— start of Data to use —
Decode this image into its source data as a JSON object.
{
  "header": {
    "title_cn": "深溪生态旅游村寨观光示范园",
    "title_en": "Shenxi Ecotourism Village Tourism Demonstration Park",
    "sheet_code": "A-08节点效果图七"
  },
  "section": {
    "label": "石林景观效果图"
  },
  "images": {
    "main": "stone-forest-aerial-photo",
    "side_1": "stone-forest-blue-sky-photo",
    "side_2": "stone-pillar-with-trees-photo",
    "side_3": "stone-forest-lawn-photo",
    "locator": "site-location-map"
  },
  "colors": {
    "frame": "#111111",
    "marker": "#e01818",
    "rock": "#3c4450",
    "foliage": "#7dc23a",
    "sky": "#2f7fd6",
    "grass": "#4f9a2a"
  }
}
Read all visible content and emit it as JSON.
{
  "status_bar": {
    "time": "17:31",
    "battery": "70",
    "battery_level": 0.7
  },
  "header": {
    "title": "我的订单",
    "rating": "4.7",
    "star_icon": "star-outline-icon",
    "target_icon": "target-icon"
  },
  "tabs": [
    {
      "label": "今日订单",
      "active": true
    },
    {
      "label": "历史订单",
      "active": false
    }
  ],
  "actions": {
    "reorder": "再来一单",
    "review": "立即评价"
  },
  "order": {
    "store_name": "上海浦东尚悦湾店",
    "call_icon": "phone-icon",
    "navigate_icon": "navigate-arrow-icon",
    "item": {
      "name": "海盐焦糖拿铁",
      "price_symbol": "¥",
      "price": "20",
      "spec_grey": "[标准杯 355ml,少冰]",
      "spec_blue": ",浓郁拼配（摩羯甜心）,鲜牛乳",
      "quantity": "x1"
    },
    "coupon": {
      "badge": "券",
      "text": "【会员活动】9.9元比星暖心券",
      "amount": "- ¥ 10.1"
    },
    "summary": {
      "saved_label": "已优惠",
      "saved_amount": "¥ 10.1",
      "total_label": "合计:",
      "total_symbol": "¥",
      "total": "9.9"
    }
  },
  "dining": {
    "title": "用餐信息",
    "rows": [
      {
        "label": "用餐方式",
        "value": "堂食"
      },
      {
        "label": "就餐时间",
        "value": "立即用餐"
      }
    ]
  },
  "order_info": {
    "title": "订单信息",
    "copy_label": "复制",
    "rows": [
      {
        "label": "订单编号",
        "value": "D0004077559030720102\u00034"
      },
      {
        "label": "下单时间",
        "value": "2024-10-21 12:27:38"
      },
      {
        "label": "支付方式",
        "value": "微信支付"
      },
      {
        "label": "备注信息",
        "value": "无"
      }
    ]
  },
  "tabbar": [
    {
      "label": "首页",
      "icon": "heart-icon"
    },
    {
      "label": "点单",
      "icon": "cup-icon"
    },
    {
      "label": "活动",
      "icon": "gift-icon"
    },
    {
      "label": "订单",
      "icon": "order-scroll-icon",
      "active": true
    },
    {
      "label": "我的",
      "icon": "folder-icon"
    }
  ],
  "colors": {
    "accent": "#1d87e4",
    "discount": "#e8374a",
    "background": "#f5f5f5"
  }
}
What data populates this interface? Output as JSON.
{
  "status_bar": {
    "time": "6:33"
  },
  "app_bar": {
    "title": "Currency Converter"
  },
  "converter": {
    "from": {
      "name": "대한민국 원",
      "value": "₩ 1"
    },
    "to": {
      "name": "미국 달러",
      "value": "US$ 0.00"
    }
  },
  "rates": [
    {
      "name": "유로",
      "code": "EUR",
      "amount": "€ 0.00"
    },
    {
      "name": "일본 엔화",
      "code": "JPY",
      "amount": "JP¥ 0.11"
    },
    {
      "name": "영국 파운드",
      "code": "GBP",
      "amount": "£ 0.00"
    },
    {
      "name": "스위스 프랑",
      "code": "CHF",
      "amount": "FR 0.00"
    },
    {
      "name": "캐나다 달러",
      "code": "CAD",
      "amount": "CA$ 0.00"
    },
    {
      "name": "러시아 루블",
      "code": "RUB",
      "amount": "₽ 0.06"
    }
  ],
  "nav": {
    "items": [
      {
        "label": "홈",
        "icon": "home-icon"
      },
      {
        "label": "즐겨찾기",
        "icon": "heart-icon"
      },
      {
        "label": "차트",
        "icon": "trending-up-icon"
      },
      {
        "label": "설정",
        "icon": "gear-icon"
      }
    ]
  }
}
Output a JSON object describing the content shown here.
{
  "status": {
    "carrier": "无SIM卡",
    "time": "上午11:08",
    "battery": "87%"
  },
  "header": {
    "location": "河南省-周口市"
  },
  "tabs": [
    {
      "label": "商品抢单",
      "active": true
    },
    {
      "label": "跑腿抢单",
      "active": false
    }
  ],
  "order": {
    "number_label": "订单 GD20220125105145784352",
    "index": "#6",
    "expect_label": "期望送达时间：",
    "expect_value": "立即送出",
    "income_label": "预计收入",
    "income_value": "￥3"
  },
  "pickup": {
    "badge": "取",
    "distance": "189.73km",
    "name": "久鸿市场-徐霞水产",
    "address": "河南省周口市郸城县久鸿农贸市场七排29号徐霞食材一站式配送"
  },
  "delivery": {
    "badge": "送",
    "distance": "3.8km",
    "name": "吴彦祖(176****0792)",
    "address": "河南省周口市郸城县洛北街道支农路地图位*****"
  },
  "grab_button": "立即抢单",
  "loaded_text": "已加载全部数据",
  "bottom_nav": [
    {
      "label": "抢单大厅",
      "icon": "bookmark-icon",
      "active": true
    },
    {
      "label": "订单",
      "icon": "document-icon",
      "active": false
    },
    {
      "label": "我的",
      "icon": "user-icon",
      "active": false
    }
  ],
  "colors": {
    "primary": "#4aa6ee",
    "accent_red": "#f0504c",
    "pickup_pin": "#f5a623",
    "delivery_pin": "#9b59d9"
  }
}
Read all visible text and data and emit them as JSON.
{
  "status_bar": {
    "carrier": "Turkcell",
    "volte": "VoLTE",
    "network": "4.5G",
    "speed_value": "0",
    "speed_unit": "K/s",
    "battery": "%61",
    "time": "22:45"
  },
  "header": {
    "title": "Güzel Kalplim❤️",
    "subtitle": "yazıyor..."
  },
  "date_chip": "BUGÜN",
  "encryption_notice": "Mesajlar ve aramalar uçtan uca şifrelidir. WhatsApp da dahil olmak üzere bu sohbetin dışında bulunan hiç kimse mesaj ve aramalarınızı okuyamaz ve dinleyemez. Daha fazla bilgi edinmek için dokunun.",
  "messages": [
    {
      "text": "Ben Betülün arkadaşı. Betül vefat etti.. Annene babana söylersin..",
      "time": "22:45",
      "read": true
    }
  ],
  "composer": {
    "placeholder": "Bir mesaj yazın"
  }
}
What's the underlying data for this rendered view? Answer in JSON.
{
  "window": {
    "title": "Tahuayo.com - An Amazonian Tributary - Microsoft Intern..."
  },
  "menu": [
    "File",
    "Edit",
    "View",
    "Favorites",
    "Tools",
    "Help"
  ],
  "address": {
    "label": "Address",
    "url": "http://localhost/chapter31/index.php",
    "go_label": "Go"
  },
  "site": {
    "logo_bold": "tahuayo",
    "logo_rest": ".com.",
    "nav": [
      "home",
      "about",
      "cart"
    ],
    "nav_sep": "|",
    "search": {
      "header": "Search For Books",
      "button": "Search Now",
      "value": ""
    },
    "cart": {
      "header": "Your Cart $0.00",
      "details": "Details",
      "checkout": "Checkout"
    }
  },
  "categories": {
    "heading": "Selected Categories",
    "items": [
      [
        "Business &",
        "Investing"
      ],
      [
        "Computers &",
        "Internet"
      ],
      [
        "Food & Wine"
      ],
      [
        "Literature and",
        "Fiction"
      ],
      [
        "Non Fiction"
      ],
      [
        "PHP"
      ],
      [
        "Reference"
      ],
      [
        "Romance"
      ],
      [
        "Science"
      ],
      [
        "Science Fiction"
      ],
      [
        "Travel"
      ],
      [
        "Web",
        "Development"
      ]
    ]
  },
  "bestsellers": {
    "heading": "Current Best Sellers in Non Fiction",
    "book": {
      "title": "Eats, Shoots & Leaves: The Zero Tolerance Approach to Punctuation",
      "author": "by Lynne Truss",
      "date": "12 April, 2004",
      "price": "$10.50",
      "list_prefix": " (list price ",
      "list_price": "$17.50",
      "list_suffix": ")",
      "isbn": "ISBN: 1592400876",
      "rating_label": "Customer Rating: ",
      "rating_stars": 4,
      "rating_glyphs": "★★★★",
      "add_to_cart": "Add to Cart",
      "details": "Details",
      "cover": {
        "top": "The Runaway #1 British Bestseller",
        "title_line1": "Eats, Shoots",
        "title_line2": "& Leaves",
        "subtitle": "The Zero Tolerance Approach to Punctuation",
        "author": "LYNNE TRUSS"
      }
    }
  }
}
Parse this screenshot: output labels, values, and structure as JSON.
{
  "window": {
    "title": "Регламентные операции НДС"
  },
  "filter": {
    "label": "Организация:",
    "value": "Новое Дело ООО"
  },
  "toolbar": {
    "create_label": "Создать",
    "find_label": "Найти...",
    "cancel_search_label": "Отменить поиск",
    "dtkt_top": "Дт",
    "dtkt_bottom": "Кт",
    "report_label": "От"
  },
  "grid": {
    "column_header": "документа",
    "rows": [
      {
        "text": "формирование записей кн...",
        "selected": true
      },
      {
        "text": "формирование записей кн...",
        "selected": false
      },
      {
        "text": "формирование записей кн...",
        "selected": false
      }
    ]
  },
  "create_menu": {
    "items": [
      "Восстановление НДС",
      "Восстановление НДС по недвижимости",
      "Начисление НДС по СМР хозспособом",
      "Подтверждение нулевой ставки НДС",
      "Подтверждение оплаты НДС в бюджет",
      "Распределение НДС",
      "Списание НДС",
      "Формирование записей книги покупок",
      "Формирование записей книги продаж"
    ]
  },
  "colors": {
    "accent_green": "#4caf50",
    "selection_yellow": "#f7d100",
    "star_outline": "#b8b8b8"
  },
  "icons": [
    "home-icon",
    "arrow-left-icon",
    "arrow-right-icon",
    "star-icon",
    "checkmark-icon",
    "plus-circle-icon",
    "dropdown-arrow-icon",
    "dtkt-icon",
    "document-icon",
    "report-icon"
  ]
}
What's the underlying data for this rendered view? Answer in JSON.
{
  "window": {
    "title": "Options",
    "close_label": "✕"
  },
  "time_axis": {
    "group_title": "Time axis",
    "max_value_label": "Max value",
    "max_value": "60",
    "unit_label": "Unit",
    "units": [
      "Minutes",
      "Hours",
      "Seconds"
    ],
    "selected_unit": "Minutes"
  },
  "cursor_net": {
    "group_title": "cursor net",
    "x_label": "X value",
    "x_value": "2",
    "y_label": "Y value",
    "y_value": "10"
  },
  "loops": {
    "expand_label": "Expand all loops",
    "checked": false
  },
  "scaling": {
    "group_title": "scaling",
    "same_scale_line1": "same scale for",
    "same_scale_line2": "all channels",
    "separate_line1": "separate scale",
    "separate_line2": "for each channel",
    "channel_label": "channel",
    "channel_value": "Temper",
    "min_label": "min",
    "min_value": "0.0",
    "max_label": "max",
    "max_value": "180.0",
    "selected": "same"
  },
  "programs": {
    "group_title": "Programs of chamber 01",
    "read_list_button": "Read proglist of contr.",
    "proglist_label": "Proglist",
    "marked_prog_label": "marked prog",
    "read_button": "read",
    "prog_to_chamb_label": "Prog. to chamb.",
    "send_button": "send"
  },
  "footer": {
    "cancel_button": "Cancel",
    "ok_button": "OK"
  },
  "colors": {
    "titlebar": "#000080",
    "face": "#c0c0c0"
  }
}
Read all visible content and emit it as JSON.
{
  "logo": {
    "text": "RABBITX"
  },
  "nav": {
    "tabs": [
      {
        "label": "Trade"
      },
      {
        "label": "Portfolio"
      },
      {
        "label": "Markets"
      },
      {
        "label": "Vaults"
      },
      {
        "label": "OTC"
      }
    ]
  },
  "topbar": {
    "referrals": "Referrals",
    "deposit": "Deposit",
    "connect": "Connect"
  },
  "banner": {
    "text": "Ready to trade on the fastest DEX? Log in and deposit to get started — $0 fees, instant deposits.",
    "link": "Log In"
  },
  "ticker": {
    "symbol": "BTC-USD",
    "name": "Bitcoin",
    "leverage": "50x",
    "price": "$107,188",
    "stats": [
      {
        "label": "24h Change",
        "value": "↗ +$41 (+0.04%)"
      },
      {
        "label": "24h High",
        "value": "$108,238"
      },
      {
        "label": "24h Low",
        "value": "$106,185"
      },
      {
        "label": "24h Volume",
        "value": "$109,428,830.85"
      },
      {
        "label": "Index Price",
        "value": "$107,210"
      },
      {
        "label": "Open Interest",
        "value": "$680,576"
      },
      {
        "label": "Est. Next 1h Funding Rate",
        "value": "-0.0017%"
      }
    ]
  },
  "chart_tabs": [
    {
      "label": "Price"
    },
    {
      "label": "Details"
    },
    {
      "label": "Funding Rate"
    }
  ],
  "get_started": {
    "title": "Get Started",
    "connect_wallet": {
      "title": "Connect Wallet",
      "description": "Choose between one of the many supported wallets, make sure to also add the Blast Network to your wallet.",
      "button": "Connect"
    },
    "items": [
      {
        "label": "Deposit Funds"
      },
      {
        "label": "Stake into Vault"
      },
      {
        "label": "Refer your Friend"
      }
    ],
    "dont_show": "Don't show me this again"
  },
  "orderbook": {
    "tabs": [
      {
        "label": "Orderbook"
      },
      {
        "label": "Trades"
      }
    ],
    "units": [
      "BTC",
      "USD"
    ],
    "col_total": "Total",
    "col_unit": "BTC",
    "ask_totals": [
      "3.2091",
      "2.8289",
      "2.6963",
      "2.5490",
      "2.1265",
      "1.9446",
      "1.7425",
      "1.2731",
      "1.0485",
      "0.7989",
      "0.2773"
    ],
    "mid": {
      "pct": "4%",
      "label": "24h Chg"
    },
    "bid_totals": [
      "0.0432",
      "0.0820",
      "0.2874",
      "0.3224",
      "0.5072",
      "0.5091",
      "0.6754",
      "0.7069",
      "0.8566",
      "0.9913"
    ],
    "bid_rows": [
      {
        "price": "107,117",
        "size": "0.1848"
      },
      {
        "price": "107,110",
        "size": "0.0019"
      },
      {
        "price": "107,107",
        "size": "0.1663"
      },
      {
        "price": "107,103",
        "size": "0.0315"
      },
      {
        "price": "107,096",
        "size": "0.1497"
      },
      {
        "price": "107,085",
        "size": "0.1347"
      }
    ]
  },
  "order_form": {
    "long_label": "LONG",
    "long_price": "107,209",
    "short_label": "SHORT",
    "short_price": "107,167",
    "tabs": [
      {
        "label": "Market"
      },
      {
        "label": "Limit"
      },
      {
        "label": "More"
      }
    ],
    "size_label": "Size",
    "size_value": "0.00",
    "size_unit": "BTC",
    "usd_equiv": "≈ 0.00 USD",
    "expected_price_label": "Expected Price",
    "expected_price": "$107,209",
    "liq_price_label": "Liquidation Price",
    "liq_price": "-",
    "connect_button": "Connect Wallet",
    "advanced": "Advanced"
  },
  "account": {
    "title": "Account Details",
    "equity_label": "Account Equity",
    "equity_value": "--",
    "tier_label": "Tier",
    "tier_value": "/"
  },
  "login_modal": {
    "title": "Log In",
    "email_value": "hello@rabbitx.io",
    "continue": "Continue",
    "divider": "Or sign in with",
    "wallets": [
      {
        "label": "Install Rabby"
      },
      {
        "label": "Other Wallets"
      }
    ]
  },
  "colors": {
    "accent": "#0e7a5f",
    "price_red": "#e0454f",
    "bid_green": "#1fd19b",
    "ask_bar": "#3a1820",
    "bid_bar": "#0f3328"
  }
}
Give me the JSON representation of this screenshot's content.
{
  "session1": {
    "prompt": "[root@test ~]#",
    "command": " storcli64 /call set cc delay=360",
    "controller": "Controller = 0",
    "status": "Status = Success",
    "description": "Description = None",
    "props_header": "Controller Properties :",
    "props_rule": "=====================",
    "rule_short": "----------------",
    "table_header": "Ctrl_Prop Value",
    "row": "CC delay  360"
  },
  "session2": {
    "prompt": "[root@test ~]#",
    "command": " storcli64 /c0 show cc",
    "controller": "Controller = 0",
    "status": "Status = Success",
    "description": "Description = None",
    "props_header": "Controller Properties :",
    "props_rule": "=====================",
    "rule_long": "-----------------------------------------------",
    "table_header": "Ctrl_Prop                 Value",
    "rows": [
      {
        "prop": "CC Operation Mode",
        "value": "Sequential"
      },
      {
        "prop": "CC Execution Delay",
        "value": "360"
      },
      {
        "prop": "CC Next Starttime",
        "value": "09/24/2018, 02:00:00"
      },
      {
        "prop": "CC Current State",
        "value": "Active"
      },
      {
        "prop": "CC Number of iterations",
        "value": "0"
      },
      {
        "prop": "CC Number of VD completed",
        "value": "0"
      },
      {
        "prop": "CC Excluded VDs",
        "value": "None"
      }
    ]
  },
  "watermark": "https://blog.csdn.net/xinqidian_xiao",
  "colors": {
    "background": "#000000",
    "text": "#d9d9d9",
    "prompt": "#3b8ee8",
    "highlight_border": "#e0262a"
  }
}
— end of Data to use —
§ **Short problem**:
For each line above that contains the word "author", copy that line.

§ **Solved problem**:
      "author": "by Lynne Truss",
        "author": "LYNNE TRUSS"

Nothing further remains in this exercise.